— Given problem —
Without skipping anything, write out each record below exactly.
## start
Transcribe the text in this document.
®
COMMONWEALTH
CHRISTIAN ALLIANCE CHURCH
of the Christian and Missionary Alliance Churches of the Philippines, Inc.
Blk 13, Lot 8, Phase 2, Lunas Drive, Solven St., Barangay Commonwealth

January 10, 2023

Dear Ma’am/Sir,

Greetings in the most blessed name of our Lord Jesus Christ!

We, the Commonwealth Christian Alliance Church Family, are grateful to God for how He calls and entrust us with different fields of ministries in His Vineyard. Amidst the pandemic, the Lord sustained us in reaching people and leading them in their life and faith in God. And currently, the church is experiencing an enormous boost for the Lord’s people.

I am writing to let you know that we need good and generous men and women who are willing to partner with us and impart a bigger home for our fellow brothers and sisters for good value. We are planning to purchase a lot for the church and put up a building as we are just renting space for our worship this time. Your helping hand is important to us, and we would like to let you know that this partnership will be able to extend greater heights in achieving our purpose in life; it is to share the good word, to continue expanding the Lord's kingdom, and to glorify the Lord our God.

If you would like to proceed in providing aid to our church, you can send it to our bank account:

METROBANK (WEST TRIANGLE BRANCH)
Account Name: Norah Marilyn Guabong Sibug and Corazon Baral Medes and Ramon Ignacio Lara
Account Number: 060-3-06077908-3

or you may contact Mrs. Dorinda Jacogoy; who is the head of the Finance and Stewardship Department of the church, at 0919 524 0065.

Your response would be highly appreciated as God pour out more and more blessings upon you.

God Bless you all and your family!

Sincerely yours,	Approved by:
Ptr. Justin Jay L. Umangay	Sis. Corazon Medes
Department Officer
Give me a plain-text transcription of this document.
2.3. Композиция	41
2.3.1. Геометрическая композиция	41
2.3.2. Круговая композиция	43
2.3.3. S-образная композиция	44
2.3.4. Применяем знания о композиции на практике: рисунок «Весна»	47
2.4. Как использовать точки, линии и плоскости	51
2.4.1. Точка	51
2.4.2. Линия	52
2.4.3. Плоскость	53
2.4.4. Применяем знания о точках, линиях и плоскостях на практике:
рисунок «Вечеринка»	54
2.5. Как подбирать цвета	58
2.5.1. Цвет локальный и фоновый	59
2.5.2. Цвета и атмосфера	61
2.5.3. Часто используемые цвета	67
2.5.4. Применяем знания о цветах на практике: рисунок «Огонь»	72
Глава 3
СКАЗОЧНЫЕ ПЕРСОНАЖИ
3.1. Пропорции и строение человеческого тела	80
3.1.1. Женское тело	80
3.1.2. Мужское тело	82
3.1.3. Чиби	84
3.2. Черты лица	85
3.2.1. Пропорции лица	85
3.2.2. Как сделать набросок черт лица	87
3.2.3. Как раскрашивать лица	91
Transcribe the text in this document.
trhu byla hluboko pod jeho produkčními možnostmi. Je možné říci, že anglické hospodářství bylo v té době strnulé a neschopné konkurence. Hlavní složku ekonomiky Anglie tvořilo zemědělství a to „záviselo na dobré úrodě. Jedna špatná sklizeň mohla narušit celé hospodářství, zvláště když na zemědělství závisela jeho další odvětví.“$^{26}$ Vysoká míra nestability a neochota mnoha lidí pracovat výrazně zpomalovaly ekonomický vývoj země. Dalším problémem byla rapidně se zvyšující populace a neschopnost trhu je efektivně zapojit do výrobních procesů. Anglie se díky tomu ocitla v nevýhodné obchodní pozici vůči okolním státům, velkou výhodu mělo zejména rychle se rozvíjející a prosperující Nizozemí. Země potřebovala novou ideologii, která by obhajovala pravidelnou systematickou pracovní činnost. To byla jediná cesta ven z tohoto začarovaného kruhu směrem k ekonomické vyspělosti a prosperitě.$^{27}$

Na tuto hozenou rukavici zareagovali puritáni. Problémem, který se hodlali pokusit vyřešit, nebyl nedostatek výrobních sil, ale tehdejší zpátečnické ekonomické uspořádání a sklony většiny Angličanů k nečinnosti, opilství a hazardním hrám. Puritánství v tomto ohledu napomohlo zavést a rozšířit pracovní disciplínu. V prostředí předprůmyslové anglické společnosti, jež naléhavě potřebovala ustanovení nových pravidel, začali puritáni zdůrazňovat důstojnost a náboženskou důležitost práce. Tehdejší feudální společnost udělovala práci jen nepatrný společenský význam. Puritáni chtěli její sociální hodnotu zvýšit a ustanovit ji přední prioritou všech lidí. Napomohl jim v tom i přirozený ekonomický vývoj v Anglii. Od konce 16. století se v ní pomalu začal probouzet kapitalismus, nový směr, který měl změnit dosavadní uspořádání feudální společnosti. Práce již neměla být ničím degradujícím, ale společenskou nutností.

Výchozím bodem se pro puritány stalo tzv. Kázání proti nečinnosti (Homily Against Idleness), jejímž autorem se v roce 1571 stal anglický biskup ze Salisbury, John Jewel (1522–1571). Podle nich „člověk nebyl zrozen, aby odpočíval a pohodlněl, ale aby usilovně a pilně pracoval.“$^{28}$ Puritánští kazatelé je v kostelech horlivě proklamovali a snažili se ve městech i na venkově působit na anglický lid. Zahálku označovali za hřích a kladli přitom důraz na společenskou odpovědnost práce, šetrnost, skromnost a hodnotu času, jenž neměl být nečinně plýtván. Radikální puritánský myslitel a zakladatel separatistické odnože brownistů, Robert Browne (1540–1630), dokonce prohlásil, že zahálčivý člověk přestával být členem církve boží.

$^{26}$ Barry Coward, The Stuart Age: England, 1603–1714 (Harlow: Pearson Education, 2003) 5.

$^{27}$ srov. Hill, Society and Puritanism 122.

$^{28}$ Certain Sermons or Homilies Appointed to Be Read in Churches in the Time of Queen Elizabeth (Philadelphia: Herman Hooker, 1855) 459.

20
## end
— Exercise result —
Transcribe the text in this document.
®
COMMONWEALTH
CHRISTIAN ALLIANCE CHURCH
of the Christian and Missionary Alliance Churches of the Philippines, Inc.
Blk 13, Lot 8, Phase 2, Lunas Drive, Solven St., Barangay Commonwealth

January 10, 2023

Dear Ma’am/Sir,

Greetings in the most blessed name of our Lord Jesus Christ!

We, the Commonwealth Christian Alliance Church Family, are grateful to God for how He calls and entrust us with different fields of ministries in His Vineyard. Amidst the pandemic, the Lord sustained us in reaching people and leading them in their life and faith in God. And currently, the church is experiencing an enormous boost for the Lord’s people.

I am writing to let you know that we need good and generous men and women who are willing to partner with us and impart a bigger home for our fellow brothers and sisters for good value. We are planning to purchase a lot for the church and put up a building as we are just renting space for our worship this time. Your helping hand is important to us, and we would like to let you know that this partnership will be able to extend greater heights in achieving our purpose in life; it is to share the good word, to continue expanding the Lord's kingdom, and to glorify the Lord our God.

If you would like to proceed in providing aid to our church, you can send it to our bank account:

METROBANK (WEST TRIANGLE BRANCH)
Account Name: Norah Marilyn Guabong Sibug and Corazon Baral Medes and Ramon Ignacio Lara
Account Number: 060-3-06077908-3

or you may contact Mrs. Dorinda Jacogoy; who is the head of the Finance and Stewardship Department of the church, at 0919 524 0065.

Your response would be highly appreciated as God pour out more and more blessings upon you.

God Bless you all and your family!

Sincerely yours,	Approved by:
Ptr. Justin Jay L. Umangay	Sis. Corazon Medes
Department Officer
Give me a plain-text transcription of this document.
2.3. Композиция	41
2.3.1. Геометрическая композиция	41
2.3.2. Круговая композиция	43
2.3.3. S-образная композиция	44
2.3.4. Применяем знания о композиции на практике: рисунок «Весна»	47
2.4. Как использовать точки, линии и плоскости	51
2.4.1. Точка	51
2.4.2. Линия	52
2.4.3. Плоскость	53
2.4.4. Применяем знания о точках, линиях и плоскостях на практике:
рисунок «Вечеринка»	54
2.5. Как подбирать цвета	58
2.5.1. Цвет локальный и фоновый	59
2.5.2. Цвета и атмосфера	61
2.5.3. Часто используемые цвета	67
2.5.4. Применяем знания о цветах на практике: рисунок «Огонь»	72
Глава 3
СКАЗОЧНЫЕ ПЕРСОНАЖИ
3.1. Пропорции и строение человеческого тела	80
3.1.1. Женское тело	80
3.1.2. Мужское тело	82
3.1.3. Чиби	84
3.2. Черты лица	85
3.2.1. Пропорции лица	85
3.2.2. Как сделать набросок черт лица	87
3.2.3. Как раскрашивать лица	91
Transcribe the text in this document.
trhu byla hluboko pod jeho produkčními možnostmi. Je možné říci, že anglické hospodářství bylo v té době strnulé a neschopné konkurence. Hlavní složku ekonomiky Anglie tvořilo zemědělství a to „záviselo na dobré úrodě. Jedna špatná sklizeň mohla narušit celé hospodářství, zvláště když na zemědělství závisela jeho další odvětví.“$^{26}$ Vysoká míra nestability a neochota mnoha lidí pracovat výrazně zpomalovaly ekonomický vývoj země. Dalším problémem byla rapidně se zvyšující populace a neschopnost trhu je efektivně zapojit do výrobních procesů. Anglie se díky tomu ocitla v nevýhodné obchodní pozici vůči okolním státům, velkou výhodu mělo zejména rychle se rozvíjející a prosperující Nizozemí. Země potřebovala novou ideologii, která by obhajovala pravidelnou systematickou pracovní činnost. To byla jediná cesta ven z tohoto začarovaného kruhu směrem k ekonomické vyspělosti a prosperitě.$^{27}$

Na tuto hozenou rukavici zareagovali puritáni. Problémem, který se hodlali pokusit vyřešit, nebyl nedostatek výrobních sil, ale tehdejší zpátečnické ekonomické uspořádání a sklony většiny Angličanů k nečinnosti, opilství a hazardním hrám. Puritánství v tomto ohledu napomohlo zavést a rozšířit pracovní disciplínu. V prostředí předprůmyslové anglické společnosti, jež naléhavě potřebovala ustanovení nových pravidel, začali puritáni zdůrazňovat důstojnost a náboženskou důležitost práce. Tehdejší feudální společnost udělovala práci jen nepatrný společenský význam. Puritáni chtěli její sociální hodnotu zvýšit a ustanovit ji přední prioritou všech lidí. Napomohl jim v tom i přirozený ekonomický vývoj v Anglii. Od konce 16. století se v ní pomalu začal probouzet kapitalismus, nový směr, který měl změnit dosavadní uspořádání feudální společnosti. Práce již neměla být ničím degradujícím, ale společenskou nutností.

Výchozím bodem se pro puritány stalo tzv. Kázání proti nečinnosti (Homily Against Idleness), jejímž autorem se v roce 1571 stal anglický biskup ze Salisbury, John Jewel (1522–1571). Podle nich „člověk nebyl zrozen, aby odpočíval a pohodlněl, ale aby usilovně a pilně pracoval.“$^{28}$ Puritánští kazatelé je v kostelech horlivě proklamovali a snažili se ve městech i na venkově působit na anglický lid. Zahálku označovali za hřích a kladli přitom důraz na společenskou odpovědnost práce, šetrnost, skromnost a hodnotu času, jenž neměl být nečinně plýtván. Radikální puritánský myslitel a zakladatel separatistické odnože brownistů, Robert Browne (1540–1630), dokonce prohlásil, že zahálčivý člověk přestával být členem církve boží.

$^{26}$ Barry Coward, The Stuart Age: England, 1603–1714 (Harlow: Pearson Education, 2003) 5.

$^{27}$ srov. Hill, Society and Puritanism 122.

$^{28}$ Certain Sermons or Homilies Appointed to Be Read in Churches in the Time of Queen Elizabeth (Philadelphia: Herman Hooker, 1855) 459.

20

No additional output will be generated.